> [Dataset]:
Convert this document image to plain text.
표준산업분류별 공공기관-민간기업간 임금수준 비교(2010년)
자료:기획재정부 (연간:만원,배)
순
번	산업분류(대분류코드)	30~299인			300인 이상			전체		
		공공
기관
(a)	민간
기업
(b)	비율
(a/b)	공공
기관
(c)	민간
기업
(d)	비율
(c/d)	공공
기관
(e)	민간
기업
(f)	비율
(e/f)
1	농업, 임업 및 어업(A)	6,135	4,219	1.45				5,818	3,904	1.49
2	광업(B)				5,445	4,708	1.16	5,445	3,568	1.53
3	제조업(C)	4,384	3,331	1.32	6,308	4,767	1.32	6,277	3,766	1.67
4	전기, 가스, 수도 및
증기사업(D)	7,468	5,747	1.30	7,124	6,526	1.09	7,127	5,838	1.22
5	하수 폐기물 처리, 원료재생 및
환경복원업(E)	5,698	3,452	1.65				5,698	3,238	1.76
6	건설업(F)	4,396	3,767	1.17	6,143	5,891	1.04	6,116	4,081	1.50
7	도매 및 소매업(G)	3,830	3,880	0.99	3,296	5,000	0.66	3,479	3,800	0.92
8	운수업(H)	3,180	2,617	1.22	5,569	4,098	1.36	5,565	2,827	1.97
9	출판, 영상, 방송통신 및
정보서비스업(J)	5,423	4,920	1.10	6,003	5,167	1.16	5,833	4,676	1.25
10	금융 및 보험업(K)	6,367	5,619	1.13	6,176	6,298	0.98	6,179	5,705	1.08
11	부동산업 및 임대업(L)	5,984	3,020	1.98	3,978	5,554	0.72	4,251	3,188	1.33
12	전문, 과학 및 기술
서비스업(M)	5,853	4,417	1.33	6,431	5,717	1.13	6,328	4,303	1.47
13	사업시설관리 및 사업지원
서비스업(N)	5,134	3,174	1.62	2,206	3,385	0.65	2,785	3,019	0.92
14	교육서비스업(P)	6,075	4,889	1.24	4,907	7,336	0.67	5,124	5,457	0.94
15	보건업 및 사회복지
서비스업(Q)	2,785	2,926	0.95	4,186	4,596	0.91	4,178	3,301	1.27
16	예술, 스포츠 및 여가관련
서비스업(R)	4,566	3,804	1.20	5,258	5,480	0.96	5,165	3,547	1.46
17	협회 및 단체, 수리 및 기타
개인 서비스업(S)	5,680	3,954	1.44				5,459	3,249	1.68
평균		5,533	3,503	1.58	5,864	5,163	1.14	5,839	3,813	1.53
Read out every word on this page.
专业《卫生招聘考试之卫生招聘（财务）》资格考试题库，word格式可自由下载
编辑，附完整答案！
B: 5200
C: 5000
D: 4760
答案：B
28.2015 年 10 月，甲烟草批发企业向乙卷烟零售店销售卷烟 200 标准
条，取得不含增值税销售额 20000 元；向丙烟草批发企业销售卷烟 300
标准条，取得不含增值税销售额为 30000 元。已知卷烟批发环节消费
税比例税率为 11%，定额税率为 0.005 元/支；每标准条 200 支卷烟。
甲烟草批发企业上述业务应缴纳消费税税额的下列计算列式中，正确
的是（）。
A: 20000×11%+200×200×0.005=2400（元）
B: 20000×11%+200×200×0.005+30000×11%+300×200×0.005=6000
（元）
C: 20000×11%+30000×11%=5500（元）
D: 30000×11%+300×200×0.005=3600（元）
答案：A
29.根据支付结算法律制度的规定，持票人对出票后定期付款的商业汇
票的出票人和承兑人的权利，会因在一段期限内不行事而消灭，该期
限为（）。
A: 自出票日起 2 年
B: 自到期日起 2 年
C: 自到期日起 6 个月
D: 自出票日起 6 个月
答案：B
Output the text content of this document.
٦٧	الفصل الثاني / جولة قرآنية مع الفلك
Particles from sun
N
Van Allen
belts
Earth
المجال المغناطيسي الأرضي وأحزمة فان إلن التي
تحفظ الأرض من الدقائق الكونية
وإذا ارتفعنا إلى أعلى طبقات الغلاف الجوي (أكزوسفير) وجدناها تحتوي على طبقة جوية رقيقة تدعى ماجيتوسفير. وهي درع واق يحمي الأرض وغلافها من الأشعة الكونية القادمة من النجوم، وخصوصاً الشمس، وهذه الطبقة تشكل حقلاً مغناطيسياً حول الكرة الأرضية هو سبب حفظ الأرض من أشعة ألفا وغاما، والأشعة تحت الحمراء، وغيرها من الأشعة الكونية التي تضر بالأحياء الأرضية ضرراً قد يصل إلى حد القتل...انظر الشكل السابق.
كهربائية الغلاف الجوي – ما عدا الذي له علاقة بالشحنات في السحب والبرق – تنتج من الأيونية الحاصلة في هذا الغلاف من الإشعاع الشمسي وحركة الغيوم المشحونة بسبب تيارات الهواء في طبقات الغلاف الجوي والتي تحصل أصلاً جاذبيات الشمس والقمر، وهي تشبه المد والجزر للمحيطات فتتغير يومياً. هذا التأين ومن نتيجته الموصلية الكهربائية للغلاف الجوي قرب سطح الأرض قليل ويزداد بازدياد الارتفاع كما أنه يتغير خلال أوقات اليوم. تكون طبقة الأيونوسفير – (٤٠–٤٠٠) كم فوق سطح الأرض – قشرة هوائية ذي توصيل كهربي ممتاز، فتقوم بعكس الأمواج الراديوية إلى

> [Task objective]:
Copy out every line of the data above, exactly as given.

> [Answer below]:
Convert this document image to plain text.
표준산업분류별 공공기관-민간기업간 임금수준 비교(2010년)
자료:기획재정부 (연간:만원,배)
순
번	산업분류(대분류코드)	30~299인			300인 이상			전체		
		공공
기관
(a)	민간
기업
(b)	비율
(a/b)	공공
기관
(c)	민간
기업
(d)	비율
(c/d)	공공
기관
(e)	민간
기업
(f)	비율
(e/f)
1	농업, 임업 및 어업(A)	6,135	4,219	1.45				5,818	3,904	1.49
2	광업(B)				5,445	4,708	1.16	5,445	3,568	1.53
3	제조업(C)	4,384	3,331	1.32	6,308	4,767	1.32	6,277	3,766	1.67
4	전기, 가스, 수도 및
증기사업(D)	7,468	5,747	1.30	7,124	6,526	1.09	7,127	5,838	1.22
5	하수 폐기물 처리, 원료재생 및
환경복원업(E)	5,698	3,452	1.65				5,698	3,238	1.76
6	건설업(F)	4,396	3,767	1.17	6,143	5,891	1.04	6,116	4,081	1.50
7	도매 및 소매업(G)	3,830	3,880	0.99	3,296	5,000	0.66	3,479	3,800	0.92
8	운수업(H)	3,180	2,617	1.22	5,569	4,098	1.36	5,565	2,827	1.97
9	출판, 영상, 방송통신 및
정보서비스업(J)	5,423	4,920	1.10	6,003	5,167	1.16	5,833	4,676	1.25
10	금융 및 보험업(K)	6,367	5,619	1.13	6,176	6,298	0.98	6,179	5,705	1.08
11	부동산업 및 임대업(L)	5,984	3,020	1.98	3,978	5,554	0.72	4,251	3,188	1.33
12	전문, 과학 및 기술
서비스업(M)	5,853	4,417	1.33	6,431	5,717	1.13	6,328	4,303	1.47
13	사업시설관리 및 사업지원
서비스업(N)	5,134	3,174	1.62	2,206	3,385	0.65	2,785	3,019	0.92
14	교육서비스업(P)	6,075	4,889	1.24	4,907	7,336	0.67	5,124	5,457	0.94
15	보건업 및 사회복지
서비스업(Q)	2,785	2,926	0.95	4,186	4,596	0.91	4,178	3,301	1.27
16	예술, 스포츠 및 여가관련
서비스업(R)	4,566	3,804	1.20	5,258	5,480	0.96	5,165	3,547	1.46
17	협회 및 단체, 수리 및 기타
개인 서비스업(S)	5,680	3,954	1.44				5,459	3,249	1.68
평균		5,533	3,503	1.58	5,864	5,163	1.14	5,839	3,813	1.53
Read out every word on this page.
专业《卫生招聘考试之卫生招聘（财务）》资格考试题库，word格式可自由下载
编辑，附完整答案！
B: 5200
C: 5000
D: 4760
答案：B
28.2015 年 10 月，甲烟草批发企业向乙卷烟零售店销售卷烟 200 标准
条，取得不含增值税销售额 20000 元；向丙烟草批发企业销售卷烟 300
标准条，取得不含增值税销售额为 30000 元。已知卷烟批发环节消费
税比例税率为 11%，定额税率为 0.005 元/支；每标准条 200 支卷烟。
甲烟草批发企业上述业务应缴纳消费税税额的下列计算列式中，正确
的是（）。
A: 20000×11%+200×200×0.005=2400（元）
B: 20000×11%+200×200×0.005+30000×11%+300×200×0.005=6000
（元）
C: 20000×11%+30000×11%=5500（元）
D: 30000×11%+300×200×0.005=3600（元）
答案：A
29.根据支付结算法律制度的规定，持票人对出票后定期付款的商业汇
票的出票人和承兑人的权利，会因在一段期限内不行事而消灭，该期
限为（）。
A: 自出票日起 2 年
B: 自到期日起 2 年
C: 自到期日起 6 个月
D: 自出票日起 6 个月
答案：B
Output the text content of this document.
٦٧	الفصل الثاني / جولة قرآنية مع الفلك
Particles from sun
N
Van Allen
belts
Earth
المجال المغناطيسي الأرضي وأحزمة فان إلن التي
تحفظ الأرض من الدقائق الكونية
وإذا ارتفعنا إلى أعلى طبقات الغلاف الجوي (أكزوسفير) وجدناها تحتوي على طبقة جوية رقيقة تدعى ماجيتوسفير. وهي درع واق يحمي الأرض وغلافها من الأشعة الكونية القادمة من النجوم، وخصوصاً الشمس، وهذه الطبقة تشكل حقلاً مغناطيسياً حول الكرة الأرضية هو سبب حفظ الأرض من أشعة ألفا وغاما، والأشعة تحت الحمراء، وغيرها من الأشعة الكونية التي تضر بالأحياء الأرضية ضرراً قد يصل إلى حد القتل...انظر الشكل السابق.
كهربائية الغلاف الجوي – ما عدا الذي له علاقة بالشحنات في السحب والبرق – تنتج من الأيونية الحاصلة في هذا الغلاف من الإشعاع الشمسي وحركة الغيوم المشحونة بسبب تيارات الهواء في طبقات الغلاف الجوي والتي تحصل أصلاً جاذبيات الشمس والقمر، وهي تشبه المد والجزر للمحيطات فتتغير يومياً. هذا التأين ومن نتيجته الموصلية الكهربائية للغلاف الجوي قرب سطح الأرض قليل ويزداد بازدياد الارتفاع كما أنه يتغير خلال أوقات اليوم. تكون طبقة الأيونوسفير – (٤٠–٤٠٠) كم فوق سطح الأرض – قشرة هوائية ذي توصيل كهربي ممتاز، فتقوم بعكس الأمواج الراديوية إلى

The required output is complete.